◆ **PROBLEM DETAILS**: Produce an exact copy of all the records.
-- start of RECORDS TO USE --
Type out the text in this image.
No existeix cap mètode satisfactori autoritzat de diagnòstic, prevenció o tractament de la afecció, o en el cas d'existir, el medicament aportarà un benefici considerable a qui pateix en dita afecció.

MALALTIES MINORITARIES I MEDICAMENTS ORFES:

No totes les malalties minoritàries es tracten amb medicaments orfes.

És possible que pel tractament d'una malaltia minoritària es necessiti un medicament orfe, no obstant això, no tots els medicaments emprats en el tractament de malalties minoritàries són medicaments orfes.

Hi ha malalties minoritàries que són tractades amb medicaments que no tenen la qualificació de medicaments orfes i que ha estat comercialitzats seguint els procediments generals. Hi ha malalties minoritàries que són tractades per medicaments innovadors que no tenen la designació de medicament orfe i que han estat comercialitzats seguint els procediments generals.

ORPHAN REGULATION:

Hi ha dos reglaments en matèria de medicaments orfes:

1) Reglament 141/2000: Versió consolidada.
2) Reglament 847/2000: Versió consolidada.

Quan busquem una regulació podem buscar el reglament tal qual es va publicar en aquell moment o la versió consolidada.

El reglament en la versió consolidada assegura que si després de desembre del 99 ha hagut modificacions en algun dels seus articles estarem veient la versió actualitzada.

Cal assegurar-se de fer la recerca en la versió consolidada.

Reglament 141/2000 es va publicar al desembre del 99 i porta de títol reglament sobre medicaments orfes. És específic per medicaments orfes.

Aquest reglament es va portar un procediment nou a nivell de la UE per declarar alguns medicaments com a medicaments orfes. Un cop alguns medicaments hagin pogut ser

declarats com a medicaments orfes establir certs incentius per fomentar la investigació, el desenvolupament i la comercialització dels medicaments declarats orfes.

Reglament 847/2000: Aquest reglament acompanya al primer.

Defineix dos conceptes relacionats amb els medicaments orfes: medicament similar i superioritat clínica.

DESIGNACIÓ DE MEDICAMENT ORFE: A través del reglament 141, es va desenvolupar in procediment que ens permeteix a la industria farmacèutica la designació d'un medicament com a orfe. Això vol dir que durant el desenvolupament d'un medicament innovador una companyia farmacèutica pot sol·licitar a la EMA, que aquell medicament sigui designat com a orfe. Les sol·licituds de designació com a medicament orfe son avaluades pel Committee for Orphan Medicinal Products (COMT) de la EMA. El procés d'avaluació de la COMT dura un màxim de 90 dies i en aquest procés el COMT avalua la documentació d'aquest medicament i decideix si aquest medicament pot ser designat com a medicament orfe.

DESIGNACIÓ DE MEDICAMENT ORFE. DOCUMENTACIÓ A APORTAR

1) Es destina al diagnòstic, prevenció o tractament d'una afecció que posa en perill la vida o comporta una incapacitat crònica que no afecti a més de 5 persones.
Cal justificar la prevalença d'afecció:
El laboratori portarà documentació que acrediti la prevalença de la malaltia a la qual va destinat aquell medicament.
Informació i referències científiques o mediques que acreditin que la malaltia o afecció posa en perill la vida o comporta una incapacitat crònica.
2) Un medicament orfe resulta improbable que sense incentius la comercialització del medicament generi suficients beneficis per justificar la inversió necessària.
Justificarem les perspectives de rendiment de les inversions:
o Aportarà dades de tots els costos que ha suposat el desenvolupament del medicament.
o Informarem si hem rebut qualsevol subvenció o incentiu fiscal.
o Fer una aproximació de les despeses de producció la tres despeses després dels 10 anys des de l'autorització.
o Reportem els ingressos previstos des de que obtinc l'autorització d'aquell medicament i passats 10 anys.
-- end of RECORDS TO USE --
◆ **SOLUTION TO THIS PROBLEM**:
Type out the text in this image.
No existeix cap mètode satisfactori autoritzat de diagnòstic, prevenció o tractament de la afecció, o en el cas d'existir, el medicament aportarà un benefici considerable a qui pateix en dita afecció.

MALALTIES MINORITARIES I MEDICAMENTS ORFES:

No totes les malalties minoritàries es tracten amb medicaments orfes.

És possible que pel tractament d'una malaltia minoritària es necessiti un medicament orfe, no obstant això, no tots els medicaments emprats en el tractament de malalties minoritàries són medicaments orfes.

Hi ha malalties minoritàries que són tractades amb medicaments que no tenen la qualificació de medicaments orfes i que ha estat comercialitzats seguint els procediments generals. Hi ha malalties minoritàries que són tractades per medicaments innovadors que no tenen la designació de medicament orfe i que han estat comercialitzats seguint els procediments generals.

ORPHAN REGULATION:

Hi ha dos reglaments en matèria de medicaments orfes:

1) Reglament 141/2000: Versió consolidada.
2) Reglament 847/2000: Versió consolidada.

Quan busquem una regulació podem buscar el reglament tal qual es va publicar en aquell moment o la versió consolidada.

El reglament en la versió consolidada assegura que si després de desembre del 99 ha hagut modificacions en algun dels seus articles estarem veient la versió actualitzada.

Cal assegurar-se de fer la recerca en la versió consolidada.

Reglament 141/2000 es va publicar al desembre del 99 i porta de títol reglament sobre medicaments orfes. És específic per medicaments orfes.

Aquest reglament es va portar un procediment nou a nivell de la UE per declarar alguns medicaments com a medicaments orfes. Un cop alguns medicaments hagin pogut ser

declarats com a medicaments orfes establir certs incentius per fomentar la investigació, el desenvolupament i la comercialització dels medicaments declarats orfes.

Reglament 847/2000: Aquest reglament acompanya al primer.

Defineix dos conceptes relacionats amb els medicaments orfes: medicament similar i superioritat clínica.

DESIGNACIÓ DE MEDICAMENT ORFE: A través del reglament 141, es va desenvolupar in procediment que ens permeteix a la industria farmacèutica la designació d'un medicament com a orfe. Això vol dir que durant el desenvolupament d'un medicament innovador una companyia farmacèutica pot sol·licitar a la EMA, que aquell medicament sigui designat com a orfe. Les sol·licituds de designació com a medicament orfe son avaluades pel Committee for Orphan Medicinal Products (COMT) de la EMA. El procés d'avaluació de la COMT dura un màxim de 90 dies i en aquest procés el COMT avalua la documentació d'aquest medicament i decideix si aquest medicament pot ser designat com a medicament orfe.

DESIGNACIÓ DE MEDICAMENT ORFE. DOCUMENTACIÓ A APORTAR

1) Es destina al diagnòstic, prevenció o tractament d'una afecció que posa en perill la vida o comporta una incapacitat crònica que no afecti a més de 5 persones.
Cal justificar la prevalença d'afecció:
El laboratori portarà documentació que acrediti la prevalença de la malaltia a la qual va destinat aquell medicament.
Informació i referències científiques o mediques que acreditin que la malaltia o afecció posa en perill la vida o comporta una incapacitat crònica.
2) Un medicament orfe resulta improbable que sense incentius la comercialització del medicament generi suficients beneficis per justificar la inversió necessària.
Justificarem les perspectives de rendiment de les inversions:
o Aportarà dades de tots els costos que ha suposat el desenvolupament del medicament.
o Informarem si hem rebut qualsevol subvenció o incentiu fiscal.
o Fer una aproximació de les despeses de producció la tres despeses després dels 10 anys des de l'autorització.
o Reportem els ingressos previstos des de que obtinc l'autorització d'aquell medicament i passats 10 anys.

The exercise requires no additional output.